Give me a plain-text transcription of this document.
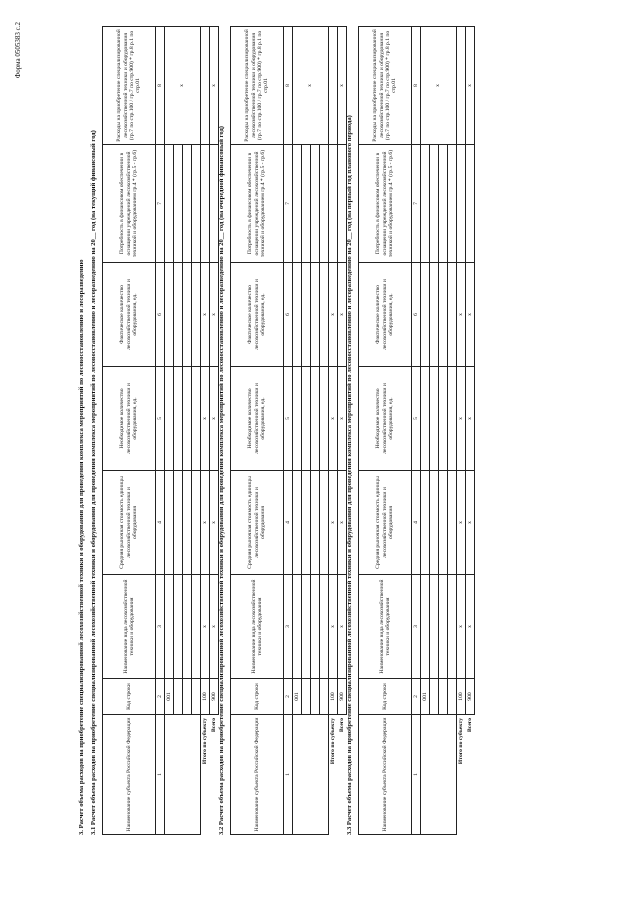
Форма 0505383 с.2
3. Расчет объема расходов на приобретение специализированной лесохозяйственной техники и оборудования для проведения комплекса мероприятий по лесовосстановлению и лесоразведению 3.1 Расчет объема расходов на приобретение специализированной лесохозяйственной техники и оборудования для проведения комплекса мероприятий по лесовосстановлению и лесоразведению на 20__ год (на текущий финансовый год)	Наименование субъекта Российской Федерации	Код строки	Наименование вида лесохозяйственной техники и оборудования	Средняя рыночная стоимость единицы лесохозяйственной техники и оборудования	Необходимое количество лесохозяйственной техники и оборудования, ед.	Фактическое количество лесохозяйственной техники и оборудования, ед.	Потребность в финансовом обеспечении в оснащении учреждений лесохозяйственной техникой и оборудованием гр.4 * (гр.5 - гр.6)	Расходы на приобретение специализированной лесохозяйственной техники и оборудования (гр.7 по стр.100 / гр.7 по стр.900) * гр.8 р.1 по стр.01
1	2	3	4	5	6	7	8
	001						x

Итого по субъекту	100	x	x	x	x		
Всего	900	x	x	x	x		x
3.2 Расчет объема расходов на приобретение специализированной лесохозяйственной техники и оборудования для проведения комплекса мероприятий по лесовосстановлению и лесоразведению на 20__ год (на очередной финансовый год)	Наименование субъекта Российской Федерации	Код строки	Наименование вида лесохозяйственной техники и оборудования	Средняя рыночная стоимость единицы лесохозяйственной техники и оборудования	Необходимое количество лесохозяйственной техники и оборудования, ед.	Фактическое количество лесохозяйственной техники и оборудования, ед.	Потребность в финансовом обеспечении в оснащении учреждений лесохозяйственной техникой и оборудованием гр.4 * (гр.5 - гр.6)	Расходы на приобретение специализированной лесохозяйственной техники и оборудования (гр.7 по стр.100 / гр.7 по стр.900) * гр.8 р.1 по стр.01
1	2	3	4	5	6	7	8
	001						x

Итого по субъекту	100	x	x	x	x		
Всего	900	x	x	x	x		x
3.3 Расчет объема расходов на приобретение специализированной лесохозяйственной техники и оборудования для проведения комплекса мероприятий по лесовосстановлению и лесоразведению на 20__ год (на первый год планового периода)	Наименование субъекта Российской Федерации	Код строки	Наименование вида лесохозяйственной техники и оборудования	Средняя рыночная стоимость единицы лесохозяйственной техники и оборудования	Необходимое количество лесохозяйственной техники и оборудования, ед.	Фактическое количество лесохозяйственной техники и оборудования, ед.	Потребность в финансовом обеспечении в оснащении учреждений лесохозяйственной техникой и оборудованием гр.4 * (гр.5 - гр.6)	Расходы на приобретение специализированной лесохозяйственной техники и оборудования (гр.7 по стр.100 / гр.7 по стр.900) * гр.8 р.1 по стр.01
1	2	3	4	5	6	7	8
	001						x

Итого по субъекту	100	x	x	x	x		
Всего	900	x	x	x	x		x
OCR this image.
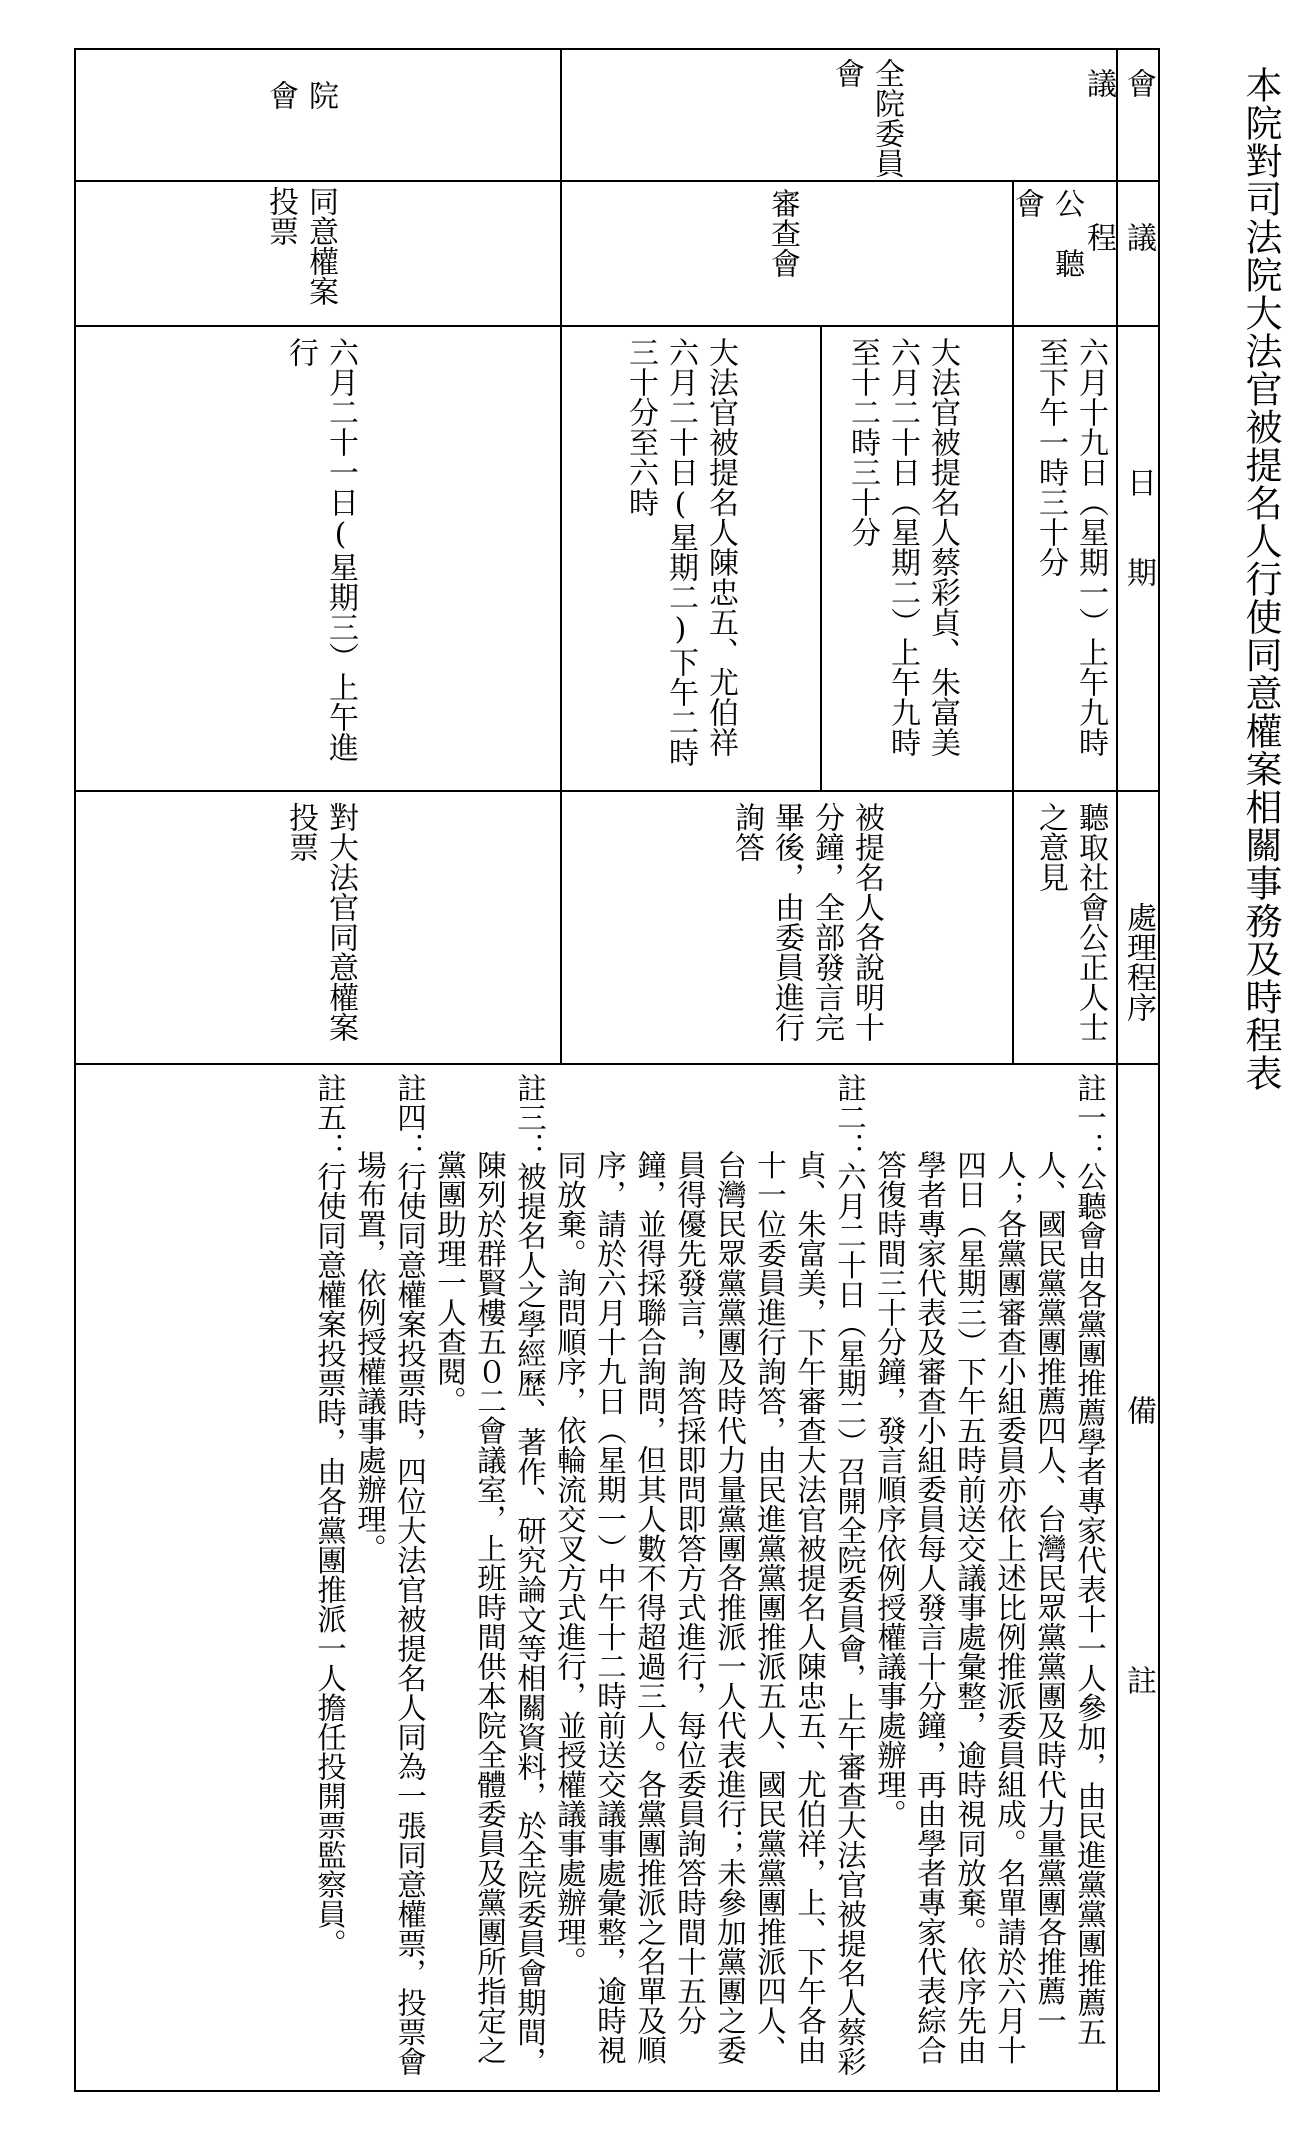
本院對司法院大法官被提名人行使同意權案相關事務及時程表
會　　議
議　　程
日　　期
處理程序
備　　　　　　　　註
全院委員會
院　　　會
公　聽　會
審查會
同意權案投票
六月十九日（星期一）上午九時至下午一時三十分
大法官被提名人蔡彩貞、朱富美六月二十日（星期二）上午九時至十二時三十分
大法官被提名人陳忠五、尤伯祥六月二十日(星期二)下午二時三十分至六時
六月二十一日(星期三）上午進行
聽取社會公正人士之意見
被提名人各說明十分鐘，全部發言完畢後，由委員進行詢答
對大法官同意權案投票

註一：公聽會由各黨團推薦學者專家代表十一人參加，由民進黨黨團推薦五人、國民黨黨團推薦四人、台灣民眾黨黨團及時代力量黨團各推薦一人；各黨團審查小組委員亦依上述比例推派委員組成。名單請於六月十四日（星期三）下午五時前送交議事處彙整，逾時視同放棄。依序先由學者專家代表及審查小組委員每人發言十分鐘，再由學者專家代表綜合答復時間三十分鐘，發言順序依例授權議事處辦理。

註二：六月二十日（星期二）召開全院委員會，上午審查大法官被提名人蔡彩貞、朱富美，下午審查大法官被提名人陳忠五、尤伯祥，上、下午各由十一位委員進行詢答，由民進黨黨團推派五人、國民黨黨團推派四人、台灣民眾黨黨團及時代力量黨團各推派一人代表進行；未參加黨團之委員得優先發言，詢答採即問即答方式進行，每位委員詢答時間十五分鐘，並得採聯合詢問，但其人數不得超過三人。各黨團推派之名單及順序，請於六月十九日（星期一）中午十二時前送交議事處彙整，逾時視同放棄。詢問順序，依輪流交叉方式進行，並授權議事處辦理。

註三：被提名人之學經歷、著作、研究論文等相關資料，於全院委員會期間，陳列於群賢樓五０二會議室，上班時間供本院全體委員及黨團所指定之黨團助理一人查閱。

註四：行使同意權案投票時，四位大法官被提名人同為一張同意權票，投票會場布置，依例授權議事處辦理。

註五：行使同意權案投票時，由各黨團推派一人擔任投開票監察員。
++++++++++
Only the lines from the one that contains "OCR this image." to the end of the records, inclusive, are to be quoted exactly, with pictures excluded.

OCR this image.
本院對司法院大法官被提名人行使同意權案相關事務及時程表
會　　議
議　　程
日　　期
處理程序
備　　　　　　　　註
全院委員會
院　　　會
公　聽　會
審查會
同意權案投票
六月十九日（星期一）上午九時至下午一時三十分
大法官被提名人蔡彩貞、朱富美六月二十日（星期二）上午九時至十二時三十分
大法官被提名人陳忠五、尤伯祥六月二十日(星期二)下午二時三十分至六時
六月二十一日(星期三）上午進行
聽取社會公正人士之意見
被提名人各說明十分鐘，全部發言完畢後，由委員進行詢答
對大法官同意權案投票

註一：公聽會由各黨團推薦學者專家代表十一人參加，由民進黨黨團推薦五人、國民黨黨團推薦四人、台灣民眾黨黨團及時代力量黨團各推薦一人；各黨團審查小組委員亦依上述比例推派委員組成。名單請於六月十四日（星期三）下午五時前送交議事處彙整，逾時視同放棄。依序先由學者專家代表及審查小組委員每人發言十分鐘，再由學者專家代表綜合答復時間三十分鐘，發言順序依例授權議事處辦理。

註二：六月二十日（星期二）召開全院委員會，上午審查大法官被提名人蔡彩貞、朱富美，下午審查大法官被提名人陳忠五、尤伯祥，上、下午各由十一位委員進行詢答，由民進黨黨團推派五人、國民黨黨團推派四人、台灣民眾黨黨團及時代力量黨團各推派一人代表進行；未參加黨團之委員得優先發言，詢答採即問即答方式進行，每位委員詢答時間十五分鐘，並得採聯合詢問，但其人數不得超過三人。各黨團推派之名單及順序，請於六月十九日（星期一）中午十二時前送交議事處彙整，逾時視同放棄。詢問順序，依輪流交叉方式進行，並授權議事處辦理。

註三：被提名人之學經歷、著作、研究論文等相關資料，於全院委員會期間，陳列於群賢樓五０二會議室，上班時間供本院全體委員及黨團所指定之黨團助理一人查閱。

註四：行使同意權案投票時，四位大法官被提名人同為一張同意權票，投票會場布置，依例授權議事處辦理。

註五：行使同意權案投票時，由各黨團推派一人擔任投開票監察員。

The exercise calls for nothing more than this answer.